───── Record excerpts ─────

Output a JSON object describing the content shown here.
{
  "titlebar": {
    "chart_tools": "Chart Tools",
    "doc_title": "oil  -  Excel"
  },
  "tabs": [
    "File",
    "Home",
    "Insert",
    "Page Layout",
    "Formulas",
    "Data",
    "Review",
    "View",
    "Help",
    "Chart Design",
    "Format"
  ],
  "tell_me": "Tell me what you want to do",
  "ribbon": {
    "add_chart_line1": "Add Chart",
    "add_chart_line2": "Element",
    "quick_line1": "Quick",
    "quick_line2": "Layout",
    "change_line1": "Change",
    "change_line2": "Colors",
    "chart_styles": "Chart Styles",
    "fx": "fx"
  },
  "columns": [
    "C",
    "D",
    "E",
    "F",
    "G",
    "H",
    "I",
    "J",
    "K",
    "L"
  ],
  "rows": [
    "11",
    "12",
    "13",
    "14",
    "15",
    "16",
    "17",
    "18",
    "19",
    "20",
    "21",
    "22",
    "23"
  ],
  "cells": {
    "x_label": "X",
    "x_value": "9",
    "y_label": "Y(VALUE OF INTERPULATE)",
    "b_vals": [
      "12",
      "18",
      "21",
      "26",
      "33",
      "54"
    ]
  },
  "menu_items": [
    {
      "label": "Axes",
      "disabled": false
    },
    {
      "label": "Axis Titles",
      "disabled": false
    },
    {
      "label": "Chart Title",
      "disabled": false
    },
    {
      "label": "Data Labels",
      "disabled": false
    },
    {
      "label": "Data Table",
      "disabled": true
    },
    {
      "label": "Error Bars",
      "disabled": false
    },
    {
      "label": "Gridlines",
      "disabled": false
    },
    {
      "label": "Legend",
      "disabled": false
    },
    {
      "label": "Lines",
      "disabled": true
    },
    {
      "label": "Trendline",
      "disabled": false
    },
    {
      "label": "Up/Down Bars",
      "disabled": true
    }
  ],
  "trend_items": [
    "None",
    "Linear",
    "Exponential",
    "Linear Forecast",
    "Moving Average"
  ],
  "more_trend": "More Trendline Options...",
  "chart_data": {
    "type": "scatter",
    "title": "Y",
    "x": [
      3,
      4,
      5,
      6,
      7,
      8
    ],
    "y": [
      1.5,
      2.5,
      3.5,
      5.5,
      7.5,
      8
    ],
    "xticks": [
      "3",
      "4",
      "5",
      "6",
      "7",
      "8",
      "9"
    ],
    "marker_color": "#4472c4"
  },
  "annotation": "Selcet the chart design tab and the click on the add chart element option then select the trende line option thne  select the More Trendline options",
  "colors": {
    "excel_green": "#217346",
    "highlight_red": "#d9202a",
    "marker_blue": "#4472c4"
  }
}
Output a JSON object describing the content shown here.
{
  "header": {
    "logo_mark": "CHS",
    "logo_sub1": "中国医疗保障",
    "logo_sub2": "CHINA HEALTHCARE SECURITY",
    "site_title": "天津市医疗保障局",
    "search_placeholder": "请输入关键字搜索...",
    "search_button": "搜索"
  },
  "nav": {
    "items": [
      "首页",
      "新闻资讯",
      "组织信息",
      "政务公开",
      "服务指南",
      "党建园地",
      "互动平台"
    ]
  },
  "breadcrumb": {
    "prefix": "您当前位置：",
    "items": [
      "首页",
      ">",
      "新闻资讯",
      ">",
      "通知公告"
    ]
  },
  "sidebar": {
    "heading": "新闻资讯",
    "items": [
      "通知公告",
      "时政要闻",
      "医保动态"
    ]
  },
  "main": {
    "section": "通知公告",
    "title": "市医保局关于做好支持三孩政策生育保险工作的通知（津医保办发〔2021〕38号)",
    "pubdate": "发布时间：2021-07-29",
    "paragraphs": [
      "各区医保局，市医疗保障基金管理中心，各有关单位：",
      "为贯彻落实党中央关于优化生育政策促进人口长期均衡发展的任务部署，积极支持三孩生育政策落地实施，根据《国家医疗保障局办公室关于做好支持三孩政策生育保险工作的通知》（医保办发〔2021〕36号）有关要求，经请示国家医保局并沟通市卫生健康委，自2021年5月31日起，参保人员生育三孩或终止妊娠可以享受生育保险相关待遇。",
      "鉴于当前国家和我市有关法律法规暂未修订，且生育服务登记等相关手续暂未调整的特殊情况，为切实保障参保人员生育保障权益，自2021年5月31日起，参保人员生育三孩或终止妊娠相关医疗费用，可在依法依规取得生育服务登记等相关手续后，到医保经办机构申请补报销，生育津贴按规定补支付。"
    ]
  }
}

─────

## [Exercise task]
Within the material above, find the lines that contain the word "More"; copy them.

## [Result below]
  "more_trend": "More Trendline Options...",
  "annotation": "Selcet the chart design tab and the click on the add chart element option then select the trende line option thne  select the More Trendline options",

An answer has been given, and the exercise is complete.